*** Supplied text ***

Device Applications
CVD enabled 2D Material Technology and Devices
Future novel materials are unlikely to have high intrinsic value just by themselves. Instead it is the way that “new” and “old” materials will be integrated into components and systems to enable new designs and improved performance that will provide the value and long-term impact. We investigate not only growth, process and characterisation/standardisation techniques for novel 2D materials, but also address their effective interfacing with other “standard” materials and device and system integration across traditional boundaries. The challenge of interfacing 2D materials is quite different to bulk materials, as ultimately a 2D mono-layer has no “bulk” and intrinsic properties are hard to define as interface interactions can dictate their properties. Hence, more than ever, there is a need to understand interfacing and complex device behaviour of nanomaterials. We aim to address key questions of industrial materials development for 2D materials, including front and back end integration routes for a diverse set of near-term as well as future applications, ranging from advanced transparent conductors for organic light emitting diodes and liquid crystal devices, to opto-electronics, THz and lab-on-a-chip devices.
In collaboration with:
Prof. U. F. Keyser, Dr R. Degl’Innocenti, Prof. D. Ritchie (Physics, University of Cambridge)
Prof. T. Wilkinson, Prof. A. Nathan, Prof. J. M. Kim, Prof. J.Robertson, Prof. A. C. Ferrari (Engineering, University of Cambridge)
Thales (France)
Aixtron (UK)
Philips Centre for Process Innovation Ltd. (UK)
References:
Aria et al. ACS Appl. Mater. Interfaces 8, 30564 (2016)
Degl’Innocenti et al. ACS Photonics 3, 1747 (2016)
Walker et al. Appl. Phys. Lett. 107, 213104 (2015)
Qasim et al. Nanoscale 7, 14114 (2015)
Sanders et al. Nanoscale 7, 13135 (2015)
Advanced Materials for Energy Efficient Information and Communications Technologies (ICT) and Integrated Energy Systems
The field of ICT offers tremendous opportunity for radical technology changes, most of which will be driven by energy efficiency. Current technologies for energy usage, generation and storage all operate way below limits set by thermodynamics and there is huge potential to introduce radical changes that derive from fundamental scientific advances in materials-based technologies. The added value from improved energy efficiency is very high in the ICT sector, particularly for mobile devices. This makes the ICT sector one of the most attractive market entry points for new materials technologies. We investigate the use of nanostructured materials for instance in electrode materials and thermoelectric devices. We target a fully integrated approach, from the design and synthesis of new materials, their integration at the nano- meso- and micronscale into composite structures with controlled interfaces, and their integration into the device. The challenge is to control interfacial structures, both “as-synthesized/grown”, but more critically under the differing conditions of, for example, temperature and chemical potential occurring during operation. We use new metrologies to characterise interfaces under operando conditions, and via understanding the key underlying mechanisms aim at new design principles.
In collaboration with:
Prof. C. Grey (Chemistry, University of Cambridge)

*** Items ***

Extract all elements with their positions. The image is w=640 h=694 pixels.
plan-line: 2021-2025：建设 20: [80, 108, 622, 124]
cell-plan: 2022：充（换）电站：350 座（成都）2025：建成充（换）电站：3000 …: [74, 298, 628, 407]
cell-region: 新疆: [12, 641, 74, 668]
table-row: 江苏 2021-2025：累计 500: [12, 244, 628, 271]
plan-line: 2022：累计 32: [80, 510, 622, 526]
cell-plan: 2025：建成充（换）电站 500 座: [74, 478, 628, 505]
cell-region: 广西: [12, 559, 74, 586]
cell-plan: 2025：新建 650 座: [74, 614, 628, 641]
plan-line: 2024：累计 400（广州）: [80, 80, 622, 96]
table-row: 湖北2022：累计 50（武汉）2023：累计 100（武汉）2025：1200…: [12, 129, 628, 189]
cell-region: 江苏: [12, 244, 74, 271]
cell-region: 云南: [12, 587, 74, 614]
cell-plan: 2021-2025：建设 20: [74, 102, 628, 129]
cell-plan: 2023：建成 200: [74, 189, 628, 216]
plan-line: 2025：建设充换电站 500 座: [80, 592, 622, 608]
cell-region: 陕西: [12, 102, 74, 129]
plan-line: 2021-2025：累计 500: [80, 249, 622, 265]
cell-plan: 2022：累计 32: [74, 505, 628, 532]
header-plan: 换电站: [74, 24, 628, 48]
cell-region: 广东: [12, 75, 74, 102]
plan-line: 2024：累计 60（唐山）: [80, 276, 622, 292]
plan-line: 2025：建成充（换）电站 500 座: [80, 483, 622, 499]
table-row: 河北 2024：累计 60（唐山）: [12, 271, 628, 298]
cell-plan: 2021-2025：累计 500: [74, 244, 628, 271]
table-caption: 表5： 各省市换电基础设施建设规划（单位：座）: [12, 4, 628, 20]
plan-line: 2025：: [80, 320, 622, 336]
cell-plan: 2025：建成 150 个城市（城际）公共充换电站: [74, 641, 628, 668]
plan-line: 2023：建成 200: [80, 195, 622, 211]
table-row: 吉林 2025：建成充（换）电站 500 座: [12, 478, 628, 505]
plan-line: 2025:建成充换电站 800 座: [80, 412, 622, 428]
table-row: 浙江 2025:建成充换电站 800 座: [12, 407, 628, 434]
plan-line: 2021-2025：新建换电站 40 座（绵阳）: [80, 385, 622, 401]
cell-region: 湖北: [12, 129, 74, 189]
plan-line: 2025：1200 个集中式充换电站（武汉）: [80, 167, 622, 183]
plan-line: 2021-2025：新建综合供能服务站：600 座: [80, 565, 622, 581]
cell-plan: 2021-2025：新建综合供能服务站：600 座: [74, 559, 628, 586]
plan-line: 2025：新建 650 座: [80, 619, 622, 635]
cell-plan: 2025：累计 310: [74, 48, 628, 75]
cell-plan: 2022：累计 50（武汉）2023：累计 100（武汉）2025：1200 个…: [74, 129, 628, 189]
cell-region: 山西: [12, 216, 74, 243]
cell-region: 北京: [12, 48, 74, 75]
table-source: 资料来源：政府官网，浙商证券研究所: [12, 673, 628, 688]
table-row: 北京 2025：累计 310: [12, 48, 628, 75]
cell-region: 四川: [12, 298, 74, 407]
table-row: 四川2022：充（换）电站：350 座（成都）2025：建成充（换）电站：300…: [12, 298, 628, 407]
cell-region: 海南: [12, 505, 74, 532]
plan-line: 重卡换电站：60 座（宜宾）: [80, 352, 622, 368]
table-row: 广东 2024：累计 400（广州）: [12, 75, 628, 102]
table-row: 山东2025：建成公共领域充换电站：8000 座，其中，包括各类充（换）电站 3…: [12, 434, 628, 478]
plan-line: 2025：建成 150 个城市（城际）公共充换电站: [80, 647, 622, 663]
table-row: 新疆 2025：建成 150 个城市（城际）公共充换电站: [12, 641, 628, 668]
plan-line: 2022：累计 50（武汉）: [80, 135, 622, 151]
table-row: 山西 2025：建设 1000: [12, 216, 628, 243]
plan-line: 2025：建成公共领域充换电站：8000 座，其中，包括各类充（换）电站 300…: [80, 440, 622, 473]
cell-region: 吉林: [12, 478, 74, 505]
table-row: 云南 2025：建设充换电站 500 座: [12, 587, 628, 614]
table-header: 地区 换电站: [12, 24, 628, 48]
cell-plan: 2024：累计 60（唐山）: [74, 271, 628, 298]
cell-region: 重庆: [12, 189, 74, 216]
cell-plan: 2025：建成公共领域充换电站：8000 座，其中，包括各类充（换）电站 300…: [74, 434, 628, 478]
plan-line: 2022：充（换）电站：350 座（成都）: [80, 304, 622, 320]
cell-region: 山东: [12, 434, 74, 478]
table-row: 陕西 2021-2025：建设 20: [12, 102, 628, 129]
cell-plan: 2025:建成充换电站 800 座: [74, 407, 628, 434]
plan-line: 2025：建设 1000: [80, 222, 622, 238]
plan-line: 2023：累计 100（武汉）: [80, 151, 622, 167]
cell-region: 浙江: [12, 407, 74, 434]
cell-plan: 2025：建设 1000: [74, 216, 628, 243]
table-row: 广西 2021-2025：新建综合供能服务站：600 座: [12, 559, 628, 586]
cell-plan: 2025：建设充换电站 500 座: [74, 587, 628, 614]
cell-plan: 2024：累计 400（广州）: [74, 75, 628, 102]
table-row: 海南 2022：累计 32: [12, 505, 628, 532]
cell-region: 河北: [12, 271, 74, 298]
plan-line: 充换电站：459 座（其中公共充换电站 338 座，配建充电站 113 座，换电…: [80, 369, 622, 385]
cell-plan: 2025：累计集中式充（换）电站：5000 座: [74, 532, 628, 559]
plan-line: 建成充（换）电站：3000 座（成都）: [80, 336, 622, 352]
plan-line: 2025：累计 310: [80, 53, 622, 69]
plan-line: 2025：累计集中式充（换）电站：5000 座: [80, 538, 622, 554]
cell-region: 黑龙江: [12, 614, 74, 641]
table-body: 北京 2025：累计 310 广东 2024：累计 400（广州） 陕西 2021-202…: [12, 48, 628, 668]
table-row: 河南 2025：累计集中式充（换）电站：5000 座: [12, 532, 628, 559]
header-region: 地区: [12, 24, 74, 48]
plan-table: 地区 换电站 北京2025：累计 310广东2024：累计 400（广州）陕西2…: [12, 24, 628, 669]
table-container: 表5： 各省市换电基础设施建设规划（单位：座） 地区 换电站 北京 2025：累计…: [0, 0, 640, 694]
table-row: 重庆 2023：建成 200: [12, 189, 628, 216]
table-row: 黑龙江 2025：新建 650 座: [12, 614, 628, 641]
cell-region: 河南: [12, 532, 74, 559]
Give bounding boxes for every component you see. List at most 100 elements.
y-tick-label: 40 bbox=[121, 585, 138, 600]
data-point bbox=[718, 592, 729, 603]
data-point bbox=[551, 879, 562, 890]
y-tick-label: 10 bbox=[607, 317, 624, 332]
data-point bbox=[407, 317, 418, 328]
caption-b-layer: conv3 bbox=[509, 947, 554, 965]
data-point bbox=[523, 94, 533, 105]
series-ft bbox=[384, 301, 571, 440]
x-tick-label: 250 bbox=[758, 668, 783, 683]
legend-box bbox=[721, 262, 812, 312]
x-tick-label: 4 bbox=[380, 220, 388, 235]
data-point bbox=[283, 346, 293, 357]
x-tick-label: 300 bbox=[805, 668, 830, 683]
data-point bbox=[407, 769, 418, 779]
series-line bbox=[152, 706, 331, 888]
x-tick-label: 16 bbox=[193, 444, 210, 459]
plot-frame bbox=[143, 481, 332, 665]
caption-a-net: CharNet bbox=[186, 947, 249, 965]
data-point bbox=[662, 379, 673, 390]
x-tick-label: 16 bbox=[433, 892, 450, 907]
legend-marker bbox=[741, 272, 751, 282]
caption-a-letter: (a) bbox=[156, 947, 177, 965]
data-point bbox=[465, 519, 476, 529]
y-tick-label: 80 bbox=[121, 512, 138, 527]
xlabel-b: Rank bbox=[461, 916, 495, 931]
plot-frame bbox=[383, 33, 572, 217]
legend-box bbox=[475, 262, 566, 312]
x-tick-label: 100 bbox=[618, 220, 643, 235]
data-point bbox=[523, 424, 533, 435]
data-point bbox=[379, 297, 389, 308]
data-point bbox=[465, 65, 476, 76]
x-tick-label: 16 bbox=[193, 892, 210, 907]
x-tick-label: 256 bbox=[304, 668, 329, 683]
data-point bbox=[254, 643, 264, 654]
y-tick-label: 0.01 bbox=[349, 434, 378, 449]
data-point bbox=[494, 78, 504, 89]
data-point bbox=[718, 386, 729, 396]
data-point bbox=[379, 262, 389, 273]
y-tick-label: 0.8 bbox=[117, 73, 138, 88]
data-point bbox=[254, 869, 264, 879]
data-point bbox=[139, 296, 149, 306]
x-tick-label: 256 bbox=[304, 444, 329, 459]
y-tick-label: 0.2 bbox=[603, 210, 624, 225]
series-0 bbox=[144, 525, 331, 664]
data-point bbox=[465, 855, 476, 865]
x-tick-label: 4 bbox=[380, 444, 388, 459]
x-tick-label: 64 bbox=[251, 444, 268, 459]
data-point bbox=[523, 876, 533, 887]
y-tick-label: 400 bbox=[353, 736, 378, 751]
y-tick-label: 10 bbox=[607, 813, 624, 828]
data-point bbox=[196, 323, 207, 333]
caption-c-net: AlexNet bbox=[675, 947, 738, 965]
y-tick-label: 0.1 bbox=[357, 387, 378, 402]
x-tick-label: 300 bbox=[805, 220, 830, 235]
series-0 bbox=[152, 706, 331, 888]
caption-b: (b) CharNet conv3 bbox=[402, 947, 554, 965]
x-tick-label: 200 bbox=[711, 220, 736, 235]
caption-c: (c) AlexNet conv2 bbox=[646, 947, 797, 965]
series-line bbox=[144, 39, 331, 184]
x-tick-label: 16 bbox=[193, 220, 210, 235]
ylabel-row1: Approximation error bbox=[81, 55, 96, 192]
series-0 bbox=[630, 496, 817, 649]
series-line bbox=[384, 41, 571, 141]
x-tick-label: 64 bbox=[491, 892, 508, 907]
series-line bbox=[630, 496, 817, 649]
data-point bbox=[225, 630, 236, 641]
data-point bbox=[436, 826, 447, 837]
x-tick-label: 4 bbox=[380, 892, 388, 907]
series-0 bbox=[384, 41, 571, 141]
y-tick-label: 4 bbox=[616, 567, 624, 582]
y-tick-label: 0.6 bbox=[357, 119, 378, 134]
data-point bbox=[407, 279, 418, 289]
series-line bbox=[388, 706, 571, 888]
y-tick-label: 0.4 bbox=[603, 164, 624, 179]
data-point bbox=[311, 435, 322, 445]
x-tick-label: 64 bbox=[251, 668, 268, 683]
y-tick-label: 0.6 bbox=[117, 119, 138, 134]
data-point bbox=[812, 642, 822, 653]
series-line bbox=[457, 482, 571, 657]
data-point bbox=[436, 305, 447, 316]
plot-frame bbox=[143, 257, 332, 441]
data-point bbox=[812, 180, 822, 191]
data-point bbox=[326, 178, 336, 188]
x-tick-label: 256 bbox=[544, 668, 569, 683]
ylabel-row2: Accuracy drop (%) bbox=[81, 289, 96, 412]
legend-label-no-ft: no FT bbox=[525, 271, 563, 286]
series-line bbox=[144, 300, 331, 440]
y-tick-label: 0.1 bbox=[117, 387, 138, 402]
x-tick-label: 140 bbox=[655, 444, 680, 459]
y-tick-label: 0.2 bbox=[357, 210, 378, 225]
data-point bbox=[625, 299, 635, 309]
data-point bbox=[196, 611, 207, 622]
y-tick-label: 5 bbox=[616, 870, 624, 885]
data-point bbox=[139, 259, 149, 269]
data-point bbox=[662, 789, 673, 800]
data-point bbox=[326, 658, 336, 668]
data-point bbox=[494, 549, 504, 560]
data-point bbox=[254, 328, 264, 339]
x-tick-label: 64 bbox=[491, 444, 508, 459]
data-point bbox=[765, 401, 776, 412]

***

Objectives:
[1] According to the device applications page, which sector is one of the most attractive market entry points for new materials technologies?
[2] Please carry on the device applications page from its last line.
The rows are not used in any of this.

Written answers:
[1] The ICT sector.

[2]
Prof. H. Sirringhaus (Physics, University of Cambridge)
Dr. R. V. Kumar (Materials, University of Cambridge)
Prof. R. Schloegl (FHI, Germany)
References:
Ogata et al. Nature Comm. 5, 3217 (2014)
Xi et al. Nanoscale 6, 5746 (2014)
Resistive Switching & Neuromorphic Computing
Resistive switches (RRAMs) are part of a range of emerging technologies that enable highly scalable non-volatile memory but also logic-in-memory architectures, i.e. bringing together logic and memory and thereby not only significantly increasing energy efficiency but also opening pathways to new functionality such as neuromorphics and cognitive computing. Towards this goal, we explore resistive switching phenomena in novel materials and device designs. We investigate new techniques to characterise in-operando the resistive switching effect in realistic device configurations, to foster an understanding of the nanoscale electrochemical reactions responsible for RRAM behaviour.
In collaboration with:
Dr I. Valov (Peter Gruenberg Institute, Germany)
Prof. J. Driscoll (Materials, University of Cambridge)
Prof. J. Baumberg (Physics, University of Cambridge)
Dr G. Di Martino (Physics, University of Cambridge)
References:
Cho et al. Nature Comm. 7, 12373 (2016)
Di Martino et al. Small 12, 1334 (2015)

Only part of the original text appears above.